*WHAT THE TASK REQUIRES*: Retype the whole listing verbatim and keep the pictures out of it.

[Extracted records]
.....

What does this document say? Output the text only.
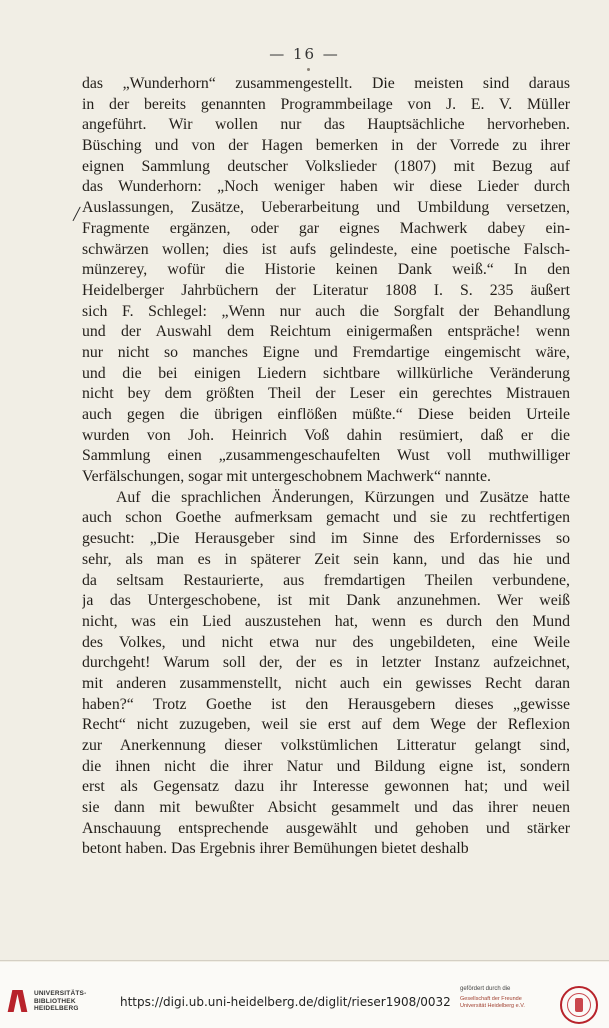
— 16 —
╱
das „Wunderhorn“ zusammengestellt. Die meisten sind daraus
in der bereits genannten Programmbeilage von J. E. V. Müller
angeführt. Wir wollen nur das Hauptsächliche hervorheben.
Büsching und von der Hagen bemerken in der Vorrede zu ihrer
eignen Sammlung deutscher Volkslieder (1807) mit Bezug auf
das Wunderhorn: „Noch weniger haben wir diese Lieder durch
Auslassungen, Zusätze, Ueberarbeitung und Umbildung versetzen,
Fragmente ergänzen, oder gar eignes Machwerk dabey ein-
schwärzen wollen; dies ist aufs gelindeste, eine poetische Falsch-
münzerey, wofür die Historie keinen Dank weiß.“ In den
Heidelberger Jahrbüchern der Literatur 1808 I. S. 235 äußert
sich F. Schlegel: „Wenn nur auch die Sorgfalt der Behandlung
und der Auswahl dem Reichtum einigermaßen entspräche! wenn
nur nicht so manches Eigne und Fremdartige eingemischt wäre,
und die bei einigen Liedern sichtbare willkürliche Veränderung
nicht bey dem größten Theil der Leser ein gerechtes Mistrauen
auch gegen die übrigen einflößen müßte.“ Diese beiden Urteile
wurden von Joh. Heinrich Voß dahin resümiert, daß er die
Sammlung einen „zusammengeschaufelten Wust voll muthwilliger
Verfälschungen, sogar mit untergeschobnem Machwerk“ nannte.
Auf die sprachlichen Änderungen, Kürzungen und Zusätze hatte
auch schon Goethe aufmerksam gemacht und sie zu rechtfertigen
gesucht: „Die Herausgeber sind im Sinne des Erfordernisses so
sehr, als man es in späterer Zeit sein kann, und das hie und
da seltsam Restaurierte, aus fremdartigen Theilen verbundene,
ja das Untergeschobene, ist mit Dank anzunehmen. Wer weiß
nicht, was ein Lied auszustehen hat, wenn es durch den Mund
des Volkes, und nicht etwa nur des ungebildeten, eine Weile
durchgeht! Warum soll der, der es in letzter Instanz aufzeichnet,
mit anderen zusammenstellt, nicht auch ein gewisses Recht daran
haben?“ Trotz Goethe ist den Herausgebern dieses „gewisse
Recht“ nicht zuzugeben, weil sie erst auf dem Wege der Reflexion
zur Anerkennung dieser volkstümlichen Litteratur gelangt sind,
die ihnen nicht die ihrer Natur und Bildung eigne ist, sondern
erst als Gegensatz dazu ihr Interesse gewonnen hat; und weil
sie dann mit bewußter Absicht gesammelt und das ihrer neuen
Anschauung entsprechende ausgewählt und gehoben und stärker
betont haben. Das Ergebnis ihrer Bemühungen bietet deshalb
UNIVERSITÄTS-
BIBLIOTHEK
HEIDELBERG	https://digi.ub.uni-heidelberg.de/diglit/rieser1908/0032
gefördert durch die
Gesellschaft der Freunde
Universität Heidelberg e.V.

.....

*RESPONSE TO THE EXERCISE*:
What does this document say? Output the text only.
— 16 —
╱
das „Wunderhorn“ zusammengestellt. Die meisten sind daraus
in der bereits genannten Programmbeilage von J. E. V. Müller
angeführt. Wir wollen nur das Hauptsächliche hervorheben.
Büsching und von der Hagen bemerken in der Vorrede zu ihrer
eignen Sammlung deutscher Volkslieder (1807) mit Bezug auf
das Wunderhorn: „Noch weniger haben wir diese Lieder durch
Auslassungen, Zusätze, Ueberarbeitung und Umbildung versetzen,
Fragmente ergänzen, oder gar eignes Machwerk dabey ein-
schwärzen wollen; dies ist aufs gelindeste, eine poetische Falsch-
münzerey, wofür die Historie keinen Dank weiß.“ In den
Heidelberger Jahrbüchern der Literatur 1808 I. S. 235 äußert
sich F. Schlegel: „Wenn nur auch die Sorgfalt der Behandlung
und der Auswahl dem Reichtum einigermaßen entspräche! wenn
nur nicht so manches Eigne und Fremdartige eingemischt wäre,
und die bei einigen Liedern sichtbare willkürliche Veränderung
nicht bey dem größten Theil der Leser ein gerechtes Mistrauen
auch gegen die übrigen einflößen müßte.“ Diese beiden Urteile
wurden von Joh. Heinrich Voß dahin resümiert, daß er die
Sammlung einen „zusammengeschaufelten Wust voll muthwilliger
Verfälschungen, sogar mit untergeschobnem Machwerk“ nannte.
Auf die sprachlichen Änderungen, Kürzungen und Zusätze hatte
auch schon Goethe aufmerksam gemacht und sie zu rechtfertigen
gesucht: „Die Herausgeber sind im Sinne des Erfordernisses so
sehr, als man es in späterer Zeit sein kann, und das hie und
da seltsam Restaurierte, aus fremdartigen Theilen verbundene,
ja das Untergeschobene, ist mit Dank anzunehmen. Wer weiß
nicht, was ein Lied auszustehen hat, wenn es durch den Mund
des Volkes, und nicht etwa nur des ungebildeten, eine Weile
durchgeht! Warum soll der, der es in letzter Instanz aufzeichnet,
mit anderen zusammenstellt, nicht auch ein gewisses Recht daran
haben?“ Trotz Goethe ist den Herausgebern dieses „gewisse
Recht“ nicht zuzugeben, weil sie erst auf dem Wege der Reflexion
zur Anerkennung dieser volkstümlichen Litteratur gelangt sind,
die ihnen nicht die ihrer Natur und Bildung eigne ist, sondern
erst als Gegensatz dazu ihr Interesse gewonnen hat; und weil
sie dann mit bewußter Absicht gesammelt und das ihrer neuen
Anschauung entsprechende ausgewählt und gehoben und stärker
betont haben. Das Ergebnis ihrer Bemühungen bietet deshalb
UNIVERSITÄTS-
BIBLIOTHEK
HEIDELBERG	https://digi.ub.uni-heidelberg.de/diglit/rieser1908/0032
gefördert durch die
Gesellschaft der Freunde
Universität Heidelberg e.V.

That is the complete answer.